- ITEMS
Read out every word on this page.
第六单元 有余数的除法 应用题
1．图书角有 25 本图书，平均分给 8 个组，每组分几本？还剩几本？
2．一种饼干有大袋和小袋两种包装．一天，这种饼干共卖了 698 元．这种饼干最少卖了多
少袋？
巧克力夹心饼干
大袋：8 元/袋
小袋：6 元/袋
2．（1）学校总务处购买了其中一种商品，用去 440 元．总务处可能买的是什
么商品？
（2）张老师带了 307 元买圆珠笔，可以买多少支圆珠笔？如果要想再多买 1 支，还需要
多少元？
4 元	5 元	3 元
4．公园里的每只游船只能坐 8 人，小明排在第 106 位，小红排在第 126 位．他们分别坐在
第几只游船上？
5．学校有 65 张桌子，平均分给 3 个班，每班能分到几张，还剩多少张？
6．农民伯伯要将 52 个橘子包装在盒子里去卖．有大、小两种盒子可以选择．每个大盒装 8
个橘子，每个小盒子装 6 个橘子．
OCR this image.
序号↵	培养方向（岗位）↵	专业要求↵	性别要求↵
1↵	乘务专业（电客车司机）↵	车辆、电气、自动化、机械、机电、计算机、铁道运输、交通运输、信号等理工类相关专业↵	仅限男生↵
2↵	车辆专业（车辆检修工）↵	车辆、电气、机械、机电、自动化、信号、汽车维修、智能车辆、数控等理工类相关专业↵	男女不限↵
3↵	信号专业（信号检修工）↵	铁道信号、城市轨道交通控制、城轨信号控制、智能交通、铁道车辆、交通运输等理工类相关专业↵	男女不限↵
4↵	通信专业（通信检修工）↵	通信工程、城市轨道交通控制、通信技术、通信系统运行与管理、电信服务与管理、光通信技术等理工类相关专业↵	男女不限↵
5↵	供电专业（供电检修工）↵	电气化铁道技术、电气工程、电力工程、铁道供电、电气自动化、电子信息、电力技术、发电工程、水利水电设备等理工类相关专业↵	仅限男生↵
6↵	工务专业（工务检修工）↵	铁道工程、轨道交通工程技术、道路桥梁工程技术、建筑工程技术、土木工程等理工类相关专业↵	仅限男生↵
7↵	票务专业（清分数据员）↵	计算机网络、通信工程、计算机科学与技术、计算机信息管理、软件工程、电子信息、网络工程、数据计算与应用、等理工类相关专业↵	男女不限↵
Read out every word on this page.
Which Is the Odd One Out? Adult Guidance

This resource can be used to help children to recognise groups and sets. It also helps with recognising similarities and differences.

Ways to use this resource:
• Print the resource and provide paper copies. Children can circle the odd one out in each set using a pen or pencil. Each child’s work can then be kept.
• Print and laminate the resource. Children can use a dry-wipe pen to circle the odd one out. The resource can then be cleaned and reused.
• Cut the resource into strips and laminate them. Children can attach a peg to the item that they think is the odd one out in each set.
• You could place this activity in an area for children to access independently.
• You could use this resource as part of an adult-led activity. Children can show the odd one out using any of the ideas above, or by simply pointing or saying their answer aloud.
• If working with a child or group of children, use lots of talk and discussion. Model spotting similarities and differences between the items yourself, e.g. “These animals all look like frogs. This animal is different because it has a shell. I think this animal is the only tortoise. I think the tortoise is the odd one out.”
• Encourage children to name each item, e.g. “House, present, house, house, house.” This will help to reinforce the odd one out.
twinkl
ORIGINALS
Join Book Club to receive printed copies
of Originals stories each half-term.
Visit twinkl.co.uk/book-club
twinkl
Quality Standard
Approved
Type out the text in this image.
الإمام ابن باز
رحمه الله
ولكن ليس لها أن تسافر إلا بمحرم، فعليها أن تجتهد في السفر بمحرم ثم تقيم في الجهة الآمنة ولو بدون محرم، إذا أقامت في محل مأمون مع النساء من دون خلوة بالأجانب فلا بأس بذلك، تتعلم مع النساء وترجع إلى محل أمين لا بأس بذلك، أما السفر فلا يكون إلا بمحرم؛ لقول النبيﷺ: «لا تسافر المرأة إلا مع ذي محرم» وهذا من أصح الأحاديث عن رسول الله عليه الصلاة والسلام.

- WHAT THE TASK ASKS
Reproduce, word for word, every line starting at the line that contains "Type out the text in this image." and ending with the final line of the entries.

- THE RESPONSE
Type out the text in this image.
الإمام ابن باز
رحمه الله
ولكن ليس لها أن تسافر إلا بمحرم، فعليها أن تجتهد في السفر بمحرم ثم تقيم في الجهة الآمنة ولو بدون محرم، إذا أقامت في محل مأمون مع النساء من دون خلوة بالأجانب فلا بأس بذلك، تتعلم مع النساء وترجع إلى محل أمين لا بأس بذلك، أما السفر فلا يكون إلا بمحرم؛ لقول النبيﷺ: «لا تسافر المرأة إلا مع ذي محرم» وهذا من أصح الأحاديث عن رسول الله عليه الصلاة والسلام.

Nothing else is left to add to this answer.